_Your instructions_:
What is the number of lines in the data that hold the string "name"? Reply with that number only.

* START *

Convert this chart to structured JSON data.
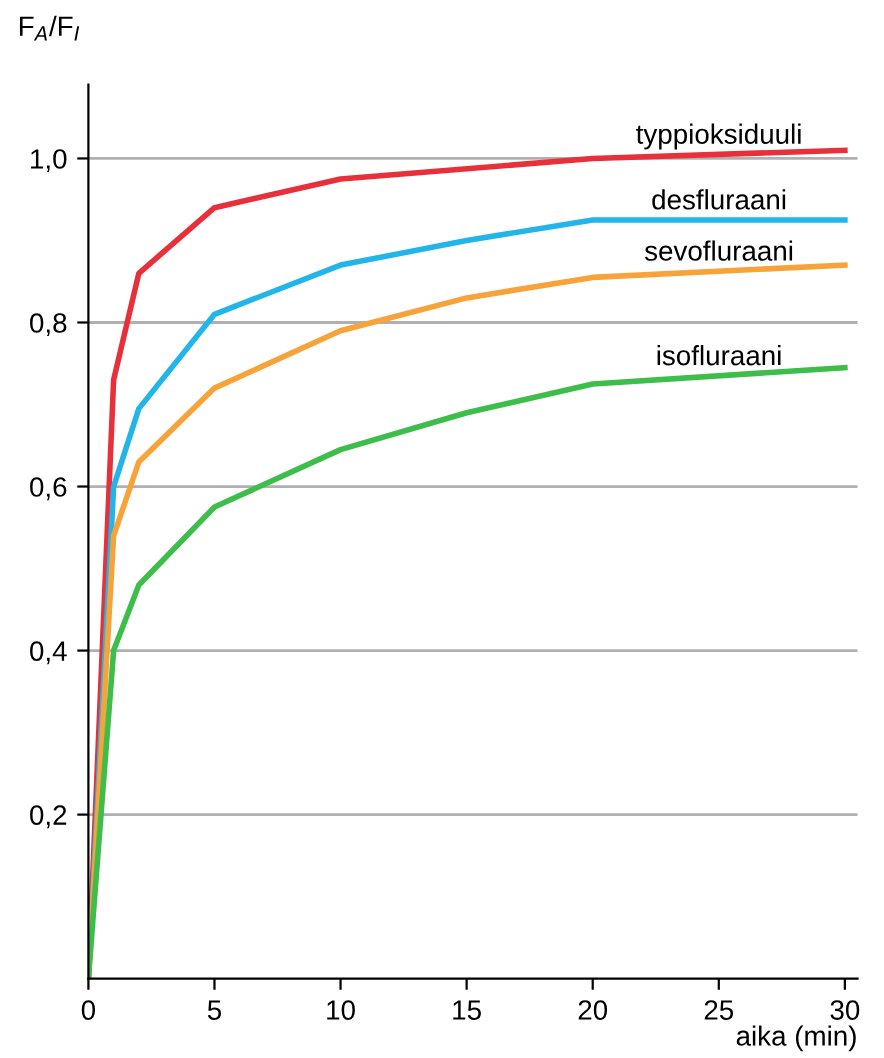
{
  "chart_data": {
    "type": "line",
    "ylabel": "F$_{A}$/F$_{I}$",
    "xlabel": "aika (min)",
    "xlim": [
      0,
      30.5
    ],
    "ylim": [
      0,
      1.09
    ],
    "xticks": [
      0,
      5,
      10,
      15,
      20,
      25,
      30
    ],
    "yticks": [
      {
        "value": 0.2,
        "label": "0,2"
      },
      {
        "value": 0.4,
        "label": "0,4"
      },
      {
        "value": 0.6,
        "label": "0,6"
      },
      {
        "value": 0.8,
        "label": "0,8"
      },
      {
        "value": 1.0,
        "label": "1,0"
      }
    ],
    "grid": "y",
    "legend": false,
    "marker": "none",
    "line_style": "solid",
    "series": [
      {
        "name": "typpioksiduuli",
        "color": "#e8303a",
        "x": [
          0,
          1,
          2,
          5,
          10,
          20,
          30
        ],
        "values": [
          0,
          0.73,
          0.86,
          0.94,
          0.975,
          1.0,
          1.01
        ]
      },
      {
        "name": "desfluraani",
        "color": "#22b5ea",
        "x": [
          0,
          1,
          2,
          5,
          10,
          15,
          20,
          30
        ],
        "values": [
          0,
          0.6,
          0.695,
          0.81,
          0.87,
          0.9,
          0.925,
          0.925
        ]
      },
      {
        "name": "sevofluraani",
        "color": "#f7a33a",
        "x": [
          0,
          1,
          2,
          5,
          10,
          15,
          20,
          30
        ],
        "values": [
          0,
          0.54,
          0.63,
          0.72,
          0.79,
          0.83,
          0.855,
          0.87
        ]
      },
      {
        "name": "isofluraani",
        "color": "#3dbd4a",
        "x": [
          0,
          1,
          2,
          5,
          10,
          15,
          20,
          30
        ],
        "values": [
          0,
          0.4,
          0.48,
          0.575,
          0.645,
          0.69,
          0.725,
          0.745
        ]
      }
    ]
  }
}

* END *
* START *

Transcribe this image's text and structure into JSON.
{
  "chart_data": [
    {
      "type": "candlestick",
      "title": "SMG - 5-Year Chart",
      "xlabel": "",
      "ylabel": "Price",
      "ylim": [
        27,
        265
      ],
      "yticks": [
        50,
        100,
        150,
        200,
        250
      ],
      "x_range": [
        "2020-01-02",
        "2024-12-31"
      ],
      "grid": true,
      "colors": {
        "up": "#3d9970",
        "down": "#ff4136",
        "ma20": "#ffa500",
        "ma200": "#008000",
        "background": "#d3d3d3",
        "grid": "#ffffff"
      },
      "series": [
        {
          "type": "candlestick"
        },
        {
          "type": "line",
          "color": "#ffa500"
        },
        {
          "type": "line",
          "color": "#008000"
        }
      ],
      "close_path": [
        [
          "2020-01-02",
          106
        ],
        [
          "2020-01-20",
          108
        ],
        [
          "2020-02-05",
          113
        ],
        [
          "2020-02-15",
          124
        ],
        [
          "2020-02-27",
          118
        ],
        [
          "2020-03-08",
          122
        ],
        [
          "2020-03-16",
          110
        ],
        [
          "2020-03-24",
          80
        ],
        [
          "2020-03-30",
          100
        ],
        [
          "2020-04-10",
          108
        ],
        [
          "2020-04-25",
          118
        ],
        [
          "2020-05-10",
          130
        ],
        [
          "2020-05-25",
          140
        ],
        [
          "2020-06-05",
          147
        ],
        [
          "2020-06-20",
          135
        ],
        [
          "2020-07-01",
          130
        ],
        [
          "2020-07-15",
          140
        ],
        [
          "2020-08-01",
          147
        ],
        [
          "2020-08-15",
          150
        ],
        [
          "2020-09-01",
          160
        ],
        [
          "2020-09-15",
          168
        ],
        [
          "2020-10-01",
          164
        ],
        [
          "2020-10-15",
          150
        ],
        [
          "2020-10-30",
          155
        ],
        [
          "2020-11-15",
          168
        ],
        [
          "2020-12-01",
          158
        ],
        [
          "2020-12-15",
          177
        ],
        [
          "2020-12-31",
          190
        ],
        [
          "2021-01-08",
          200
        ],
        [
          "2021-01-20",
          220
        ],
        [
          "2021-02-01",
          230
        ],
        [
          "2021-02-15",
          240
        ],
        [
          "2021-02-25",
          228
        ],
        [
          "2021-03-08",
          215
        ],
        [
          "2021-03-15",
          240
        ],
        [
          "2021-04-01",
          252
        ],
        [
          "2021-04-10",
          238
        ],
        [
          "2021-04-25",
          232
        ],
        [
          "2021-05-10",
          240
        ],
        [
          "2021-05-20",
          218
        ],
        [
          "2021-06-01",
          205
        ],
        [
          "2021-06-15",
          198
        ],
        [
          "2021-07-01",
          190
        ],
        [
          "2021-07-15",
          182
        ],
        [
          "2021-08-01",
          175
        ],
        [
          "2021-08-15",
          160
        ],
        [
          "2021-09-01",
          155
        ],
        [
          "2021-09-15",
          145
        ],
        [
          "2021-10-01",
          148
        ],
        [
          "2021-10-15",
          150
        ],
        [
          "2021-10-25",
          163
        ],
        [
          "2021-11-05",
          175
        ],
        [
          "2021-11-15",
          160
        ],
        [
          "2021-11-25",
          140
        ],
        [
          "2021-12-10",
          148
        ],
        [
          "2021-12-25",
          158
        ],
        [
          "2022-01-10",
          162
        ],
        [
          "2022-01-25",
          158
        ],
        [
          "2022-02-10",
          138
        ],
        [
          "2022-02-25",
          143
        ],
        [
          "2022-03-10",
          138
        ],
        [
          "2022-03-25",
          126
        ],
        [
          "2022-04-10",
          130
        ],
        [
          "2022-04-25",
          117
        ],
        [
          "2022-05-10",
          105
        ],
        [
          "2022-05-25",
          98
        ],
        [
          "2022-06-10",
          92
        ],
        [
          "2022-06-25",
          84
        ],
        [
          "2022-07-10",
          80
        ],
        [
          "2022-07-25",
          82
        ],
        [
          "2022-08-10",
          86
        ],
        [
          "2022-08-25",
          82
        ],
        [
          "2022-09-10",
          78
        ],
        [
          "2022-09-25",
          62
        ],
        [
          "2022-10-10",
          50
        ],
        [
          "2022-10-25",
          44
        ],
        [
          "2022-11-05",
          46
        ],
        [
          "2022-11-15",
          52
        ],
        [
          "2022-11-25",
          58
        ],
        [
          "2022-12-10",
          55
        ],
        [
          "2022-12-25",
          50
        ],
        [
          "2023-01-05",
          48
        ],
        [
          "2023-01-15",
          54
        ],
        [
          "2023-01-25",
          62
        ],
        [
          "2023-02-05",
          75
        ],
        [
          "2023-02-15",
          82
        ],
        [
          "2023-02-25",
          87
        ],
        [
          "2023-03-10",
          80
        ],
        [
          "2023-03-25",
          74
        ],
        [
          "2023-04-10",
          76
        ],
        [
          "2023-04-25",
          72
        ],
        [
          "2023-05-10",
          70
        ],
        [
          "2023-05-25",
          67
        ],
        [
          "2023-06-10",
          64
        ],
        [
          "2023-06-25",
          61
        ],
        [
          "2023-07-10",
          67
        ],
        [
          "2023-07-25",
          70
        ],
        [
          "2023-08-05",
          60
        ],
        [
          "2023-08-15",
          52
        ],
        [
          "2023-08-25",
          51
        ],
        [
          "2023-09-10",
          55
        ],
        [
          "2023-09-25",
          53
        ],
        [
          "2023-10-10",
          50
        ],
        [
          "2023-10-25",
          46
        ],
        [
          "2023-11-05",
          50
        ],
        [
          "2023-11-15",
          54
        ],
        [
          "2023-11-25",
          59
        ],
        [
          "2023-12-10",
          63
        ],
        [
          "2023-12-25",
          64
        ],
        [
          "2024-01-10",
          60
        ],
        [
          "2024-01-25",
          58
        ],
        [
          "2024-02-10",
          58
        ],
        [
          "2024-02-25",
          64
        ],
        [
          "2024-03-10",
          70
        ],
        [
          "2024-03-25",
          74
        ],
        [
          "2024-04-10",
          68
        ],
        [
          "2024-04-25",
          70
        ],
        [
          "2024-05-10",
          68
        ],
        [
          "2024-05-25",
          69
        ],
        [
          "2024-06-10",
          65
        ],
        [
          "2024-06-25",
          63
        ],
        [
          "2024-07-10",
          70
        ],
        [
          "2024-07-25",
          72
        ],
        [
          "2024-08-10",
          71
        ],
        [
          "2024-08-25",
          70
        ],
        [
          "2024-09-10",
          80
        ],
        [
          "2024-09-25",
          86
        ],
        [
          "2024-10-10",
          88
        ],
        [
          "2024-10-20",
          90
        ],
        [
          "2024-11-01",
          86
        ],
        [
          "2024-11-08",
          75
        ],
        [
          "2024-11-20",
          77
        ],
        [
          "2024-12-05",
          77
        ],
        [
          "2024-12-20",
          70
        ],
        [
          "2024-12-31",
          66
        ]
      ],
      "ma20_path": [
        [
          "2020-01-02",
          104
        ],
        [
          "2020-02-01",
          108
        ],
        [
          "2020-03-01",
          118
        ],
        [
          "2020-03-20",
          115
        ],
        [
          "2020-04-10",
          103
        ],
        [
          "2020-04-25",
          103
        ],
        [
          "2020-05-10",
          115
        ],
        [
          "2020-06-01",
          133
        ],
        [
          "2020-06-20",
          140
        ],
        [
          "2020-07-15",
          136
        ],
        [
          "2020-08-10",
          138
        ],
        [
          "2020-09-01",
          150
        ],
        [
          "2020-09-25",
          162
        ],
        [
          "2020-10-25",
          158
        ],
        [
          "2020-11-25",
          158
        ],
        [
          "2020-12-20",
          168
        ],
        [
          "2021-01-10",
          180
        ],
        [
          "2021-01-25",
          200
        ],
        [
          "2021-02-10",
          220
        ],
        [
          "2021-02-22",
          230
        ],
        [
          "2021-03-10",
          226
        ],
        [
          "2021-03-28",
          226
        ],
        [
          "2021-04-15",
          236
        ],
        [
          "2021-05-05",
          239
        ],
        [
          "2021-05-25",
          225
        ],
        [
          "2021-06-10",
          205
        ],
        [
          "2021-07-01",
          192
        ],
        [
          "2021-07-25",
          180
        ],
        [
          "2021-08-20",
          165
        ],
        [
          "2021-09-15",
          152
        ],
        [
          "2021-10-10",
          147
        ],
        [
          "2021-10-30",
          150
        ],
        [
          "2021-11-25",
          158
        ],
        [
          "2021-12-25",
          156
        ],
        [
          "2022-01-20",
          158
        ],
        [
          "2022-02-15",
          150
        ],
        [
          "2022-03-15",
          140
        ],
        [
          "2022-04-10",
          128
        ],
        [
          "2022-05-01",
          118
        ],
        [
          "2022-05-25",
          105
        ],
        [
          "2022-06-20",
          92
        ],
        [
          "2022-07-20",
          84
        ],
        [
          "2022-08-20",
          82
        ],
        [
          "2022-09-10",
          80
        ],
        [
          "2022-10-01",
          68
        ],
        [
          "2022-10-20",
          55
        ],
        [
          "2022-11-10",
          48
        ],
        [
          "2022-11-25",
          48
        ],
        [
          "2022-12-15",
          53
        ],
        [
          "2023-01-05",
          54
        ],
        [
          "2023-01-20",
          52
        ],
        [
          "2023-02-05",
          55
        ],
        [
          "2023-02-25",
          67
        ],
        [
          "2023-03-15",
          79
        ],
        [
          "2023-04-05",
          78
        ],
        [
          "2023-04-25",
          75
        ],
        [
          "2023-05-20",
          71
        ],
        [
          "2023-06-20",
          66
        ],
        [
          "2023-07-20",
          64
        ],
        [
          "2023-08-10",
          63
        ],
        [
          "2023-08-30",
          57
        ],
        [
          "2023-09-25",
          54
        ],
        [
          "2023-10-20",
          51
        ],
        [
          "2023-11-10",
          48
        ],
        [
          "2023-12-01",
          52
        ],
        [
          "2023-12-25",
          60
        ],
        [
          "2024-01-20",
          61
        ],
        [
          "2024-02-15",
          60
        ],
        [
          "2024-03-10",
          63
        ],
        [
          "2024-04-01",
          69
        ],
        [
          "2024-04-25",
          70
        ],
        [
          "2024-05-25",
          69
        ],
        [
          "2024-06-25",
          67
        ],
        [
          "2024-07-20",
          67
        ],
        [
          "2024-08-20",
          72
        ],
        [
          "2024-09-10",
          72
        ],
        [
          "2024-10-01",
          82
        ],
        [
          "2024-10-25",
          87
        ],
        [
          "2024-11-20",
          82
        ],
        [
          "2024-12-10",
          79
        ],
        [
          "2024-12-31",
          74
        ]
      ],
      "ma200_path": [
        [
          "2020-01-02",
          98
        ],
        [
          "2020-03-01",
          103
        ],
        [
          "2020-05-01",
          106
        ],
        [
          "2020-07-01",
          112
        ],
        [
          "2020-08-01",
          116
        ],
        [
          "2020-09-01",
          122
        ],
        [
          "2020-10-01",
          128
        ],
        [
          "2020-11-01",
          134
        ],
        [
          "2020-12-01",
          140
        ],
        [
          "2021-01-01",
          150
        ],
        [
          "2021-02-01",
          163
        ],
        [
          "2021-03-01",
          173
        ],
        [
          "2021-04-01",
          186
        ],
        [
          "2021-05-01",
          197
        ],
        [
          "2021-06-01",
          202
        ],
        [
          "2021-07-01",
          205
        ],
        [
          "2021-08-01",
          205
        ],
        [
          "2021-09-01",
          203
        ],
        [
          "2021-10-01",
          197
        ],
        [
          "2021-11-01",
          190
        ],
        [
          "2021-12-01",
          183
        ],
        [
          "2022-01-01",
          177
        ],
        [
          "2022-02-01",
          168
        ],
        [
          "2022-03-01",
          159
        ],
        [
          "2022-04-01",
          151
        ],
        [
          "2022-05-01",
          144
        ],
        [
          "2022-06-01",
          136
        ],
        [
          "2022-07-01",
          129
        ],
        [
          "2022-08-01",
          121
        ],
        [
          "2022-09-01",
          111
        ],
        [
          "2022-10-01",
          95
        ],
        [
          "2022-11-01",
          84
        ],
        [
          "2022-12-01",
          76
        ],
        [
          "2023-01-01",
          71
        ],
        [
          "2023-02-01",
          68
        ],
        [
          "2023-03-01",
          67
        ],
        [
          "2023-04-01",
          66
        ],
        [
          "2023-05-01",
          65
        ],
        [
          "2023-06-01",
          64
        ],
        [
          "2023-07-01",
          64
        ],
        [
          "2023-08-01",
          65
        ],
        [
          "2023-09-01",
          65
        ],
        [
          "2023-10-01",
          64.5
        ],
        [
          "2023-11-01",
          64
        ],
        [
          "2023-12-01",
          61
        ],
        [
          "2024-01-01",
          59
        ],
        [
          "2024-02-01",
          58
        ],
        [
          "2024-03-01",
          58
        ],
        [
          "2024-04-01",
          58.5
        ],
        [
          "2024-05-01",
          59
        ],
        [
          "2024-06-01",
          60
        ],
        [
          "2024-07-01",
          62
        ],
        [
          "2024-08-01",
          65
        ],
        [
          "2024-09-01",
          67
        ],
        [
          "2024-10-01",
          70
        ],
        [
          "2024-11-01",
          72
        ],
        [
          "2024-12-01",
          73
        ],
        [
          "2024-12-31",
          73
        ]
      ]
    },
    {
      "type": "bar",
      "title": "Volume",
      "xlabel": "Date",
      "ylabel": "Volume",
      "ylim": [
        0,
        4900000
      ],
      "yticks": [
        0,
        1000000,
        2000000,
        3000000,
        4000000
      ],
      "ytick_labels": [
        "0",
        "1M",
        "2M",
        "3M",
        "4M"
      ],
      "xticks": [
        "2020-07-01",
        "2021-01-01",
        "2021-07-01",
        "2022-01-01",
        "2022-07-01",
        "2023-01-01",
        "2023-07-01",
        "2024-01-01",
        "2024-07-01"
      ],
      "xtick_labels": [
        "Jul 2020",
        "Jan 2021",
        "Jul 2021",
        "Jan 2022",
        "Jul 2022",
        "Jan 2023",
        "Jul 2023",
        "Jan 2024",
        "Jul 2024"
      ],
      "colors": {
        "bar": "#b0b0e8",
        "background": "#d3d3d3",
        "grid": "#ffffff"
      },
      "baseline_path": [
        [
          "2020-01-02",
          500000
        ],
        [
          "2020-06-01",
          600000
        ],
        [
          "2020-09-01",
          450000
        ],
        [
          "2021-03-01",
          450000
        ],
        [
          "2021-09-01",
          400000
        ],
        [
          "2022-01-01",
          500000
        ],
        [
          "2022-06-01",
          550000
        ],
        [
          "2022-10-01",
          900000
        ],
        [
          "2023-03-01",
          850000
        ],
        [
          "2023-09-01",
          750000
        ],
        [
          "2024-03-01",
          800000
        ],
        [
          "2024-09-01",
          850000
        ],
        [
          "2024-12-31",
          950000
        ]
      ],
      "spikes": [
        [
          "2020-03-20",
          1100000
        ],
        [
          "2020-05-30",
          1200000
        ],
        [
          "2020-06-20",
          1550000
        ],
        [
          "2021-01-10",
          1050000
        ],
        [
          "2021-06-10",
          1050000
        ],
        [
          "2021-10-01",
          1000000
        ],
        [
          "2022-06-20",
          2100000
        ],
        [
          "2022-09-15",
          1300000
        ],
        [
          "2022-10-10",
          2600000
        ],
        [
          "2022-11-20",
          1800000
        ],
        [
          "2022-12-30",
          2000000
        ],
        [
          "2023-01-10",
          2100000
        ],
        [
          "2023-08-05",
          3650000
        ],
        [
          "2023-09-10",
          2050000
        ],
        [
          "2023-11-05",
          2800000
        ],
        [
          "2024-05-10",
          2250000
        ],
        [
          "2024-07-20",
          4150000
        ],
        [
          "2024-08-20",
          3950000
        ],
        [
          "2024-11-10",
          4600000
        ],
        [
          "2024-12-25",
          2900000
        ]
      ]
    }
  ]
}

* END *

_Solution below_:
4